### Problem 1
In the listing, change "month-label" to "month-name" in every line from the first line through the line with "bar-seg-other (649, 647, 694, 891)", and write those lines out again with nothing else altered.

### Passage to read
****

[pdftex] OT: Linux AR 7.0 released: another comment

George White aa056 at chebucto.ns.ca
Sat Apr 30 14:44:12 CEST 2005


I disagree with the "OT" designation of this thread.  Many people use
pdftex to prepare documents for a very broad audience (including documents
that will be archived and should be useful a few centuries from now).  It
is critical to pdftex users that high quality viewers are widely available
now and "forever".

On Sat, 30 Apr 2005, Nelson H. F. Beebe wrote:
 
> Part of the problem with Adobe Acrobat is that there are three
> different development groups: Windows, Mac OS, and Unix.  They only
> get together at intervals to merge the results of their work.  The
> first two groups are large, but the last is small: 2--5 people.

Adobe gets no direct revenue from sales of Acrobat on linux, so I assume
there are enough i386 linux machines to justify supporting Reader on i386
linux as a selling point for Acrobat over Win32-centric document
production systems.

****

### Source data
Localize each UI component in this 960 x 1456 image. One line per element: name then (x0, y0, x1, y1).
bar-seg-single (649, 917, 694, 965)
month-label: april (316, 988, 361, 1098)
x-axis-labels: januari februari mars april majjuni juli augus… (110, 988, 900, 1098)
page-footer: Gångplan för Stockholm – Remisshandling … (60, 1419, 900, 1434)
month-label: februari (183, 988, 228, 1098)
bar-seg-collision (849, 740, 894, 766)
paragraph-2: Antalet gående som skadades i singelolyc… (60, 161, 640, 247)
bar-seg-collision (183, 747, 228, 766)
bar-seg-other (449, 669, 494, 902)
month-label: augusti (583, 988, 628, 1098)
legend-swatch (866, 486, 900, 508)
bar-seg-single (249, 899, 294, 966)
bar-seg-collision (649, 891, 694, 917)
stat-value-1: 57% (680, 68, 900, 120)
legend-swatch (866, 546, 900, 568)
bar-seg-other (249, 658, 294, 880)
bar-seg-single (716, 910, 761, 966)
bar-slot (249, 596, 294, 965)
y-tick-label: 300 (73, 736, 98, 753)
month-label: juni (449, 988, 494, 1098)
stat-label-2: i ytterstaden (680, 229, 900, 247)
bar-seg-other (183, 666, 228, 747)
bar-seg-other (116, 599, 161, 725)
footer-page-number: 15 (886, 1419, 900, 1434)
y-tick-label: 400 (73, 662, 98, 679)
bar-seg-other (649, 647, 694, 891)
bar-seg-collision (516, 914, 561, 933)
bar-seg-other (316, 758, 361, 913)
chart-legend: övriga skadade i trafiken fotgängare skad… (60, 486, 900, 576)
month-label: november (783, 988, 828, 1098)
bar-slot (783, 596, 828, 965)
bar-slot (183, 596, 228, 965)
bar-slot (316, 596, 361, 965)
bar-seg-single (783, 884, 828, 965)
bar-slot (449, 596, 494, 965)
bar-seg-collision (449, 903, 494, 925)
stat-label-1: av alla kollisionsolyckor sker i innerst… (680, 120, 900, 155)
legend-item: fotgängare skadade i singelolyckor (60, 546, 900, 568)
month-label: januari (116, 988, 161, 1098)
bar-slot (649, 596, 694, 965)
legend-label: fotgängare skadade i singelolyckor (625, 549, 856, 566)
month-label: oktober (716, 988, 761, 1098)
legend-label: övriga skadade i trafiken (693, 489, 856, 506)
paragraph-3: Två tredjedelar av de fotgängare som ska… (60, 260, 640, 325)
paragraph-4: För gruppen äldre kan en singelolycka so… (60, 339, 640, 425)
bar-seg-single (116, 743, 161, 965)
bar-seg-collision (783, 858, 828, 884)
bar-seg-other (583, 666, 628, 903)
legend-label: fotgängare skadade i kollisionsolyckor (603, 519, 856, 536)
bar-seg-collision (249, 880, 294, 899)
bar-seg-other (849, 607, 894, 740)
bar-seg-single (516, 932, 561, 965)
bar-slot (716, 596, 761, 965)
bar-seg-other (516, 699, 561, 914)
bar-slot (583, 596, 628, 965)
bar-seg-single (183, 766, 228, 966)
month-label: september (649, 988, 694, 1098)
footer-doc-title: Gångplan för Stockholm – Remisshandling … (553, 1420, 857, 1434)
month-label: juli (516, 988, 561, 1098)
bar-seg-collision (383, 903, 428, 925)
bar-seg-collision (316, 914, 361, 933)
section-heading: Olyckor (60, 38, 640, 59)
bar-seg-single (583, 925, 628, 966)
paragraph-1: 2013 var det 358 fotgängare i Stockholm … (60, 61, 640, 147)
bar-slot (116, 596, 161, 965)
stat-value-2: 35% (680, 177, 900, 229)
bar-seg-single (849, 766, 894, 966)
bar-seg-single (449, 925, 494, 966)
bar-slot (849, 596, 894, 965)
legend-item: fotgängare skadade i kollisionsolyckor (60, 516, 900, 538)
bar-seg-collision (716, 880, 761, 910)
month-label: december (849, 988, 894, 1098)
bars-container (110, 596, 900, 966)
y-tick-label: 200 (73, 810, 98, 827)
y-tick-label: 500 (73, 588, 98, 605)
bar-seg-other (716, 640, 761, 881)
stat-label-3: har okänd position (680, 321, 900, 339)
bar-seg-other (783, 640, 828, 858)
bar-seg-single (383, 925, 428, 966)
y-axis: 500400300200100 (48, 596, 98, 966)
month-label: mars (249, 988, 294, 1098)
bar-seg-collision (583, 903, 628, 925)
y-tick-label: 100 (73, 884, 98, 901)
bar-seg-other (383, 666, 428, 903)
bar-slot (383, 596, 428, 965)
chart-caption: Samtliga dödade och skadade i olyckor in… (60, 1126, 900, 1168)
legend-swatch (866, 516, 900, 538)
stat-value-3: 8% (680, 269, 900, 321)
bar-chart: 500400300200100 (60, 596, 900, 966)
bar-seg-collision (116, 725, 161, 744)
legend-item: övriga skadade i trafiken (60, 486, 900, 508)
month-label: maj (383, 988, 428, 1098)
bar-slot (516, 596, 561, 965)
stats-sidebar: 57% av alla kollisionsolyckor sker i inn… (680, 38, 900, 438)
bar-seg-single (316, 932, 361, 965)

****

### Problem 2
Answer these questions from the mailing-list post:
(a) Which three development groups does the post say Adobe Acrobat has?
(b) How many people are in the Unix group?
(c) How far into the future should some archived documents be useful?

### Complete output 1
Localize each UI component in this 960 x 1456 image. One line per element: name then (x0, y0, x1, y1).
bar-seg-single (649, 917, 694, 965)
month-name: april (316, 988, 361, 1098)
x-axis-labels: januari februari mars april majjuni juli augus… (110, 988, 900, 1098)
page-footer: Gångplan för Stockholm – Remisshandling … (60, 1419, 900, 1434)
month-name: februari (183, 988, 228, 1098)
bar-seg-collision (849, 740, 894, 766)
paragraph-2: Antalet gående som skadades i singelolyc… (60, 161, 640, 247)
bar-seg-collision (183, 747, 228, 766)
bar-seg-other (449, 669, 494, 902)
month-name: augusti (583, 988, 628, 1098)
legend-swatch (866, 486, 900, 508)
bar-seg-single (249, 899, 294, 966)
bar-seg-collision (649, 891, 694, 917)
stat-value-1: 57% (680, 68, 900, 120)
legend-swatch (866, 546, 900, 568)
bar-seg-other (249, 658, 294, 880)
bar-seg-single (716, 910, 761, 966)
bar-slot (249, 596, 294, 965)
y-tick-label: 300 (73, 736, 98, 753)
month-name: juni (449, 988, 494, 1098)
stat-label-2: i ytterstaden (680, 229, 900, 247)
bar-seg-other (183, 666, 228, 747)
bar-seg-other (116, 599, 161, 725)
footer-page-number: 15 (886, 1419, 900, 1434)
y-tick-label: 400 (73, 662, 98, 679)
bar-seg-other (649, 647, 694, 891)

### Complete output 2
(a) Windows, Mac OS, and Unix.
(b) 2 to 5 people.
(c) A few centuries from now.